# Goal
What is the number of lines containing the word "Output"? Give that number alone.
########################################
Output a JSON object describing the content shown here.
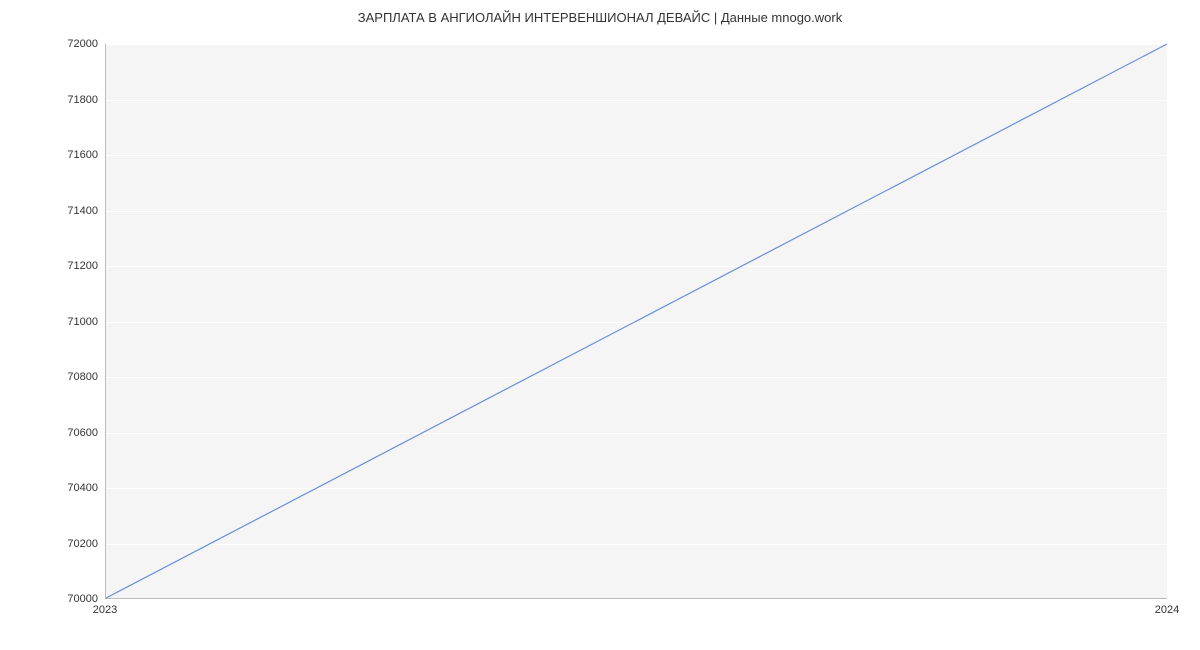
{
  "chart_data": {
    "type": "line",
    "title": "ЗАРПЛАТА В  АНГИОЛАЙН ИНТЕРВЕНШИОНАЛ ДЕВАЙС | Данные mnogo.work",
    "xlabel": "",
    "ylabel": "",
    "x": [
      2023,
      2024
    ],
    "values": [
      70000,
      72000
    ],
    "x_ticks": [
      "2023",
      "2024"
    ],
    "y_ticks": [
      70000,
      70200,
      70400,
      70600,
      70800,
      71000,
      71200,
      71400,
      71600,
      71800,
      72000
    ],
    "xlim": [
      2023,
      2024
    ],
    "ylim": [
      70000,
      72000
    ],
    "line_color": "#6a8fd8"
  }
}
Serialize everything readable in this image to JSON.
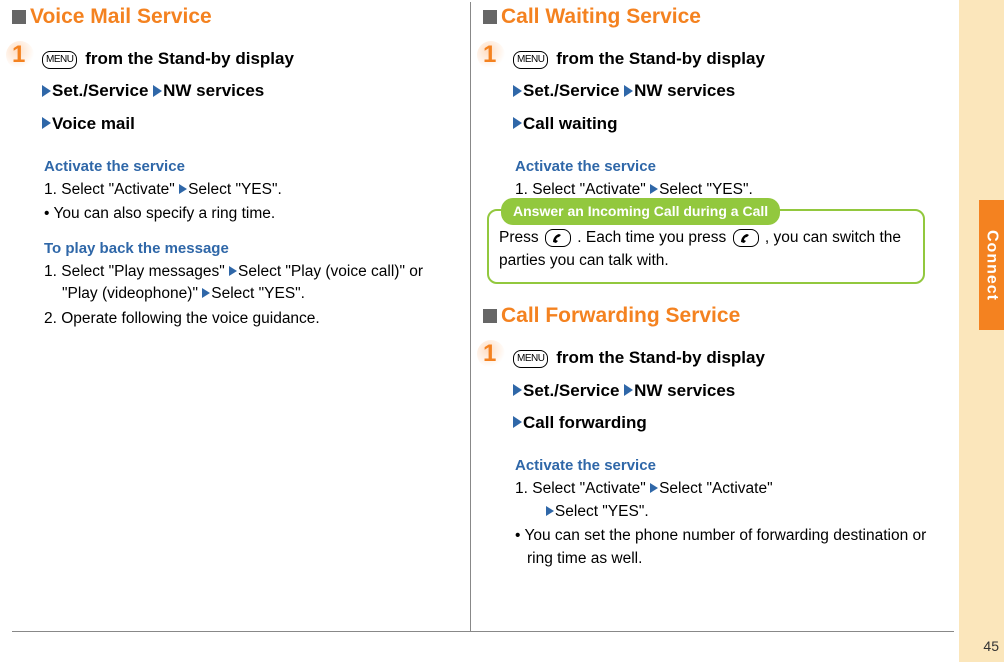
{
  "page_number": "45",
  "side_tab": "Connect",
  "menu_label": "MENU",
  "left": {
    "section_title": "Voice Mail Service",
    "step1": {
      "num": "1",
      "line1_after_menu": "from the Stand-by display",
      "part1": "Set./Service",
      "part2": "NW services",
      "part3": "Voice mail"
    },
    "sub1": {
      "title": "Activate the service",
      "item1": "1. Select \"Activate\"",
      "item1_after": "Select \"YES\".",
      "note": " • You can also specify a ring time."
    },
    "sub2": {
      "title": "To play back the message",
      "item1": "1. Select \"Play messages\"",
      "item1_after": "Select \"Play (voice call)\" or \"Play (videophone)\"",
      "item1_after2": "Select \"YES\".",
      "item2": "2. Operate following the voice guidance."
    }
  },
  "right": {
    "sectionA_title": "Call Waiting Service",
    "stepA1": {
      "num": "1",
      "line1_after_menu": "from the Stand-by display",
      "part1": "Set./Service",
      "part2": "NW services",
      "part3": "Call waiting"
    },
    "subA1": {
      "title": "Activate the service",
      "item1": "1. Select \"Activate\"",
      "item1_after": "Select \"YES\"."
    },
    "callout": {
      "title": "Answer an Incoming Call during a Call",
      "text1": "Press ",
      "text2": ". Each time you press ",
      "text3": ", you can switch the parties you can talk with."
    },
    "sectionB_title": "Call Forwarding Service",
    "stepB1": {
      "num": "1",
      "line1_after_menu": "from the Stand-by display",
      "part1": "Set./Service",
      "part2": "NW services",
      "part3": "Call forwarding"
    },
    "subB1": {
      "title": "Activate the service",
      "item1": "1. Select \"Activate\"",
      "item1_after": "Select \"Activate\"",
      "item1_after2": "Select \"YES\".",
      "note": " • You can set the phone number of forwarding destination or ring time as well."
    }
  }
}
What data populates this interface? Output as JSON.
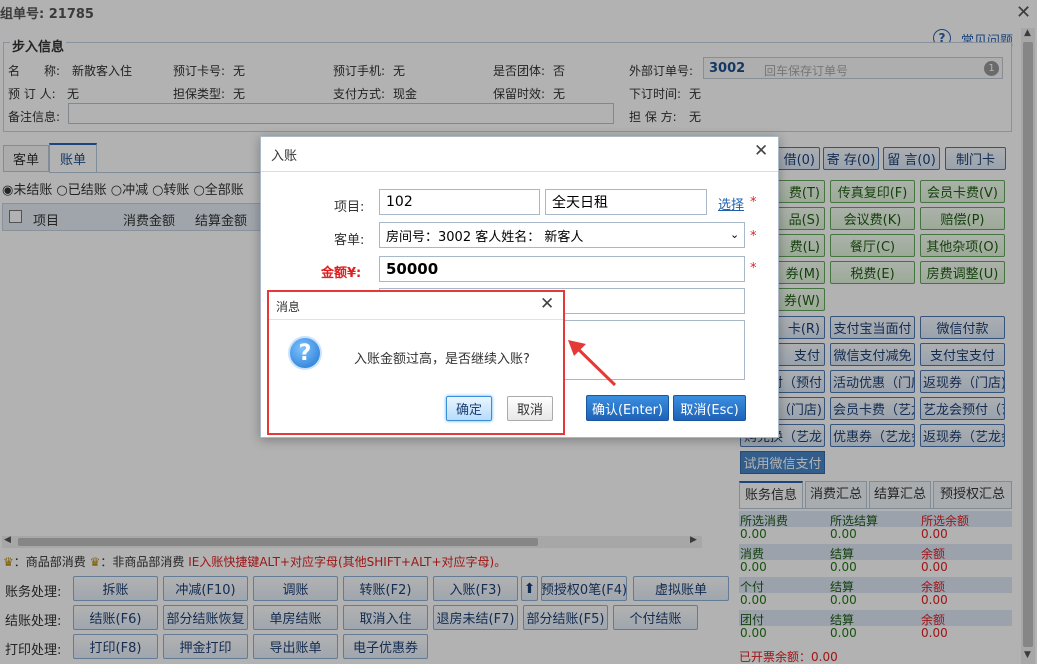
{
  "header": {
    "order_label": "组单号: 21785",
    "help": "常见问题"
  },
  "info": {
    "legend": "步入信息",
    "name_label": "名　　称:",
    "name_value": "新散客入住",
    "card_label": "预订卡号:",
    "card_value": "无",
    "phone_label": "预订手机:",
    "phone_value": "无",
    "group_label": "是否团体:",
    "group_value": "否",
    "ext_order_label": "外部订单号:",
    "ext_order_value": "3002",
    "ext_order_hint": "回车保存订单号",
    "ext_badge": "1",
    "booker_label": "预 订 人:",
    "booker_value": "无",
    "guarantee_label": "担保类型:",
    "guarantee_value": "无",
    "pay_label": "支付方式:",
    "pay_value": "现金",
    "hold_label": "保留时效:",
    "hold_value": "无",
    "order_time_label": "下订时间:",
    "order_time_value": "无",
    "remark_label": "备注信息:",
    "guarantor_label": "担 保 方:",
    "guarantor_value": "无"
  },
  "tabs": [
    {
      "label": "客单"
    },
    {
      "label": "账单"
    }
  ],
  "filters": [
    "未结账",
    "已结账",
    "冲减",
    "转账",
    "全部账"
  ],
  "table_headers": [
    "项目",
    "消费金额",
    "结算金额"
  ],
  "top_buttons": [
    "借(0)",
    "寄 存(0)",
    "留 言(0)",
    "制门卡"
  ],
  "green_buttons": [
    "费(T)",
    "传真复印(F)",
    "会员卡费(V)",
    "品(S)",
    "会议费(K)",
    "赔偿(P)",
    "费(L)",
    "餐厅(C)",
    "其他杂项(O)",
    "券(M)",
    "税费(E)",
    "房费调整(U)",
    "券(W)"
  ],
  "blue_buttons": [
    "卡(R)",
    "支付宝当面付",
    "微信付款",
    "支付",
    "微信支付减免",
    "支付宝支付",
    "付（预付",
    "活动优惠（门店",
    "返现券（门店)",
    "（门店)",
    "会员卡费（艺龙",
    "艺龙会预付（艺",
    "购兑换（艺龙",
    "优惠券（艺龙会",
    "返现券（艺龙会"
  ],
  "trial_button": "试用微信支付",
  "summary": {
    "tabs": [
      "账务信息",
      "消费汇总",
      "结算汇总",
      "预授权汇总"
    ],
    "rows": [
      {
        "c1": "所选消费",
        "c2": "所选结算",
        "c3": "所选余额",
        "v1": "0.00",
        "v2": "0.00",
        "v3": "0.00"
      },
      {
        "c1": "消费",
        "c2": "结算",
        "c3": "余额",
        "v1": "0.00",
        "v2": "0.00",
        "v3": "0.00"
      },
      {
        "c1": "个付",
        "c2": "结算",
        "c3": "余额",
        "v1": "0.00",
        "v2": "0.00",
        "v3": "0.00"
      },
      {
        "c1": "团付",
        "c2": "结算",
        "c3": "余额",
        "v1": "0.00",
        "v2": "0.00",
        "v3": "0.00"
      }
    ],
    "opened_label": "已开票余额：",
    "opened_value": "0.00"
  },
  "hint": {
    "prefix": "：商品部消费",
    "mid": "：非商品部消费",
    "red": "IE入账快捷键ALT+对应字母(其他SHIFT+ALT+对应字母)。"
  },
  "actions": {
    "row1_label": "账务处理:",
    "row1": [
      "拆账",
      "冲减(F10)",
      "调账",
      "转账(F2)",
      "入账(F3)",
      "预授权0笔(F4)",
      "虚拟账单"
    ],
    "row2_label": "结账处理:",
    "row2": [
      "结账(F6)",
      "部分结账恢复",
      "单房结账",
      "取消入住",
      "退房未结(F7)",
      "部分结账(F5)",
      "个付结账"
    ],
    "row3_label": "打印处理:",
    "row3": [
      "打印(F8)",
      "押金打印",
      "导出账单",
      "电子优惠券"
    ]
  },
  "entry_dialog": {
    "title": "入账",
    "item_label": "项目:",
    "item_code": "102",
    "item_name": "全天日租",
    "select_link": "选择",
    "bill_label": "客单:",
    "bill_value": "房间号：3002 客人姓名： 新客人",
    "amount_label": "金额¥:",
    "amount_value": "50000",
    "confirm_button": "确认(Enter)",
    "cancel_button": "取消(Esc)"
  },
  "msg_dialog": {
    "title": "消息",
    "text": "入账金额过高，是否继续入账?",
    "ok": "确定",
    "cancel": "取消"
  },
  "colors": {
    "accent": "#1f5fa8",
    "red": "#e02020",
    "green": "#1e7a12",
    "highlight": "#e53935"
  }
}
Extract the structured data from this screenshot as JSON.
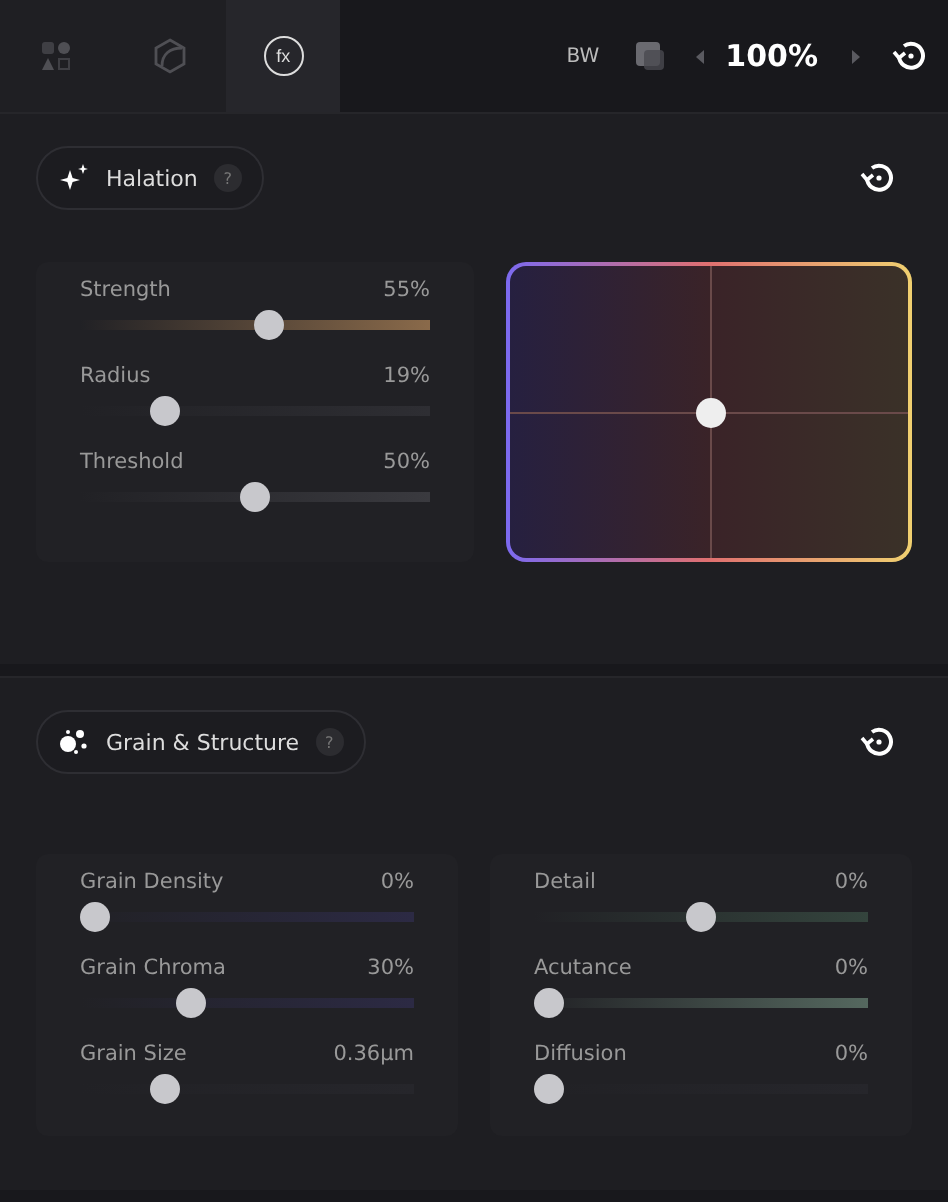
{
  "tabs": [
    {
      "kind": "shapes",
      "selected": false
    },
    {
      "kind": "cube",
      "selected": false
    },
    {
      "kind": "fx",
      "label": "fx",
      "selected": true
    }
  ],
  "toolbar": {
    "mode": "BW",
    "zoom": "100%"
  },
  "sections": [
    {
      "kind": "halation",
      "title": "Halation",
      "help": "?",
      "columns": [
        [
          {
            "label": "Strength",
            "reading": "55%",
            "level": 0.55,
            "color": "#8a6a4a"
          },
          {
            "label": "Radius",
            "reading": "19%",
            "level": 0.22,
            "color": "#2e2e33"
          },
          {
            "label": "Threshold",
            "reading": "50%",
            "level": 0.5,
            "color": "#3a3a3f"
          }
        ]
      ]
    },
    {
      "kind": "grain",
      "title": "Grain & Structure",
      "help": "?",
      "columns": [
        [
          {
            "label": "Grain Density",
            "reading": "0%",
            "level": 0,
            "color": "#2c2a44"
          },
          {
            "label": "Grain Chroma",
            "reading": "30%",
            "level": 0.32,
            "color": "#2c2a44"
          },
          {
            "label": "Grain Size",
            "reading": "0.36µm",
            "level": 0.23,
            "color": "#26262b"
          }
        ],
        [
          {
            "label": "Detail",
            "reading": "0%",
            "level": 0.5,
            "color": "#34443d"
          },
          {
            "label": "Acutance",
            "reading": "0%",
            "level": 0,
            "color": "#55685f"
          },
          {
            "label": "Diffusion",
            "reading": "0%",
            "level": 0,
            "color": "#26262b"
          }
        ]
      ]
    }
  ]
}
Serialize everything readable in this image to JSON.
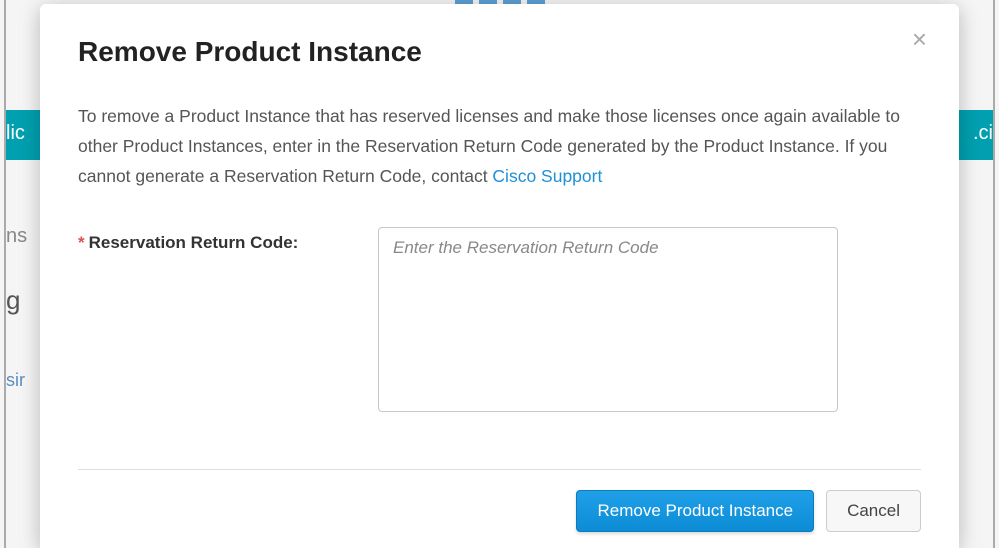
########################################
# Solution to the exercise
2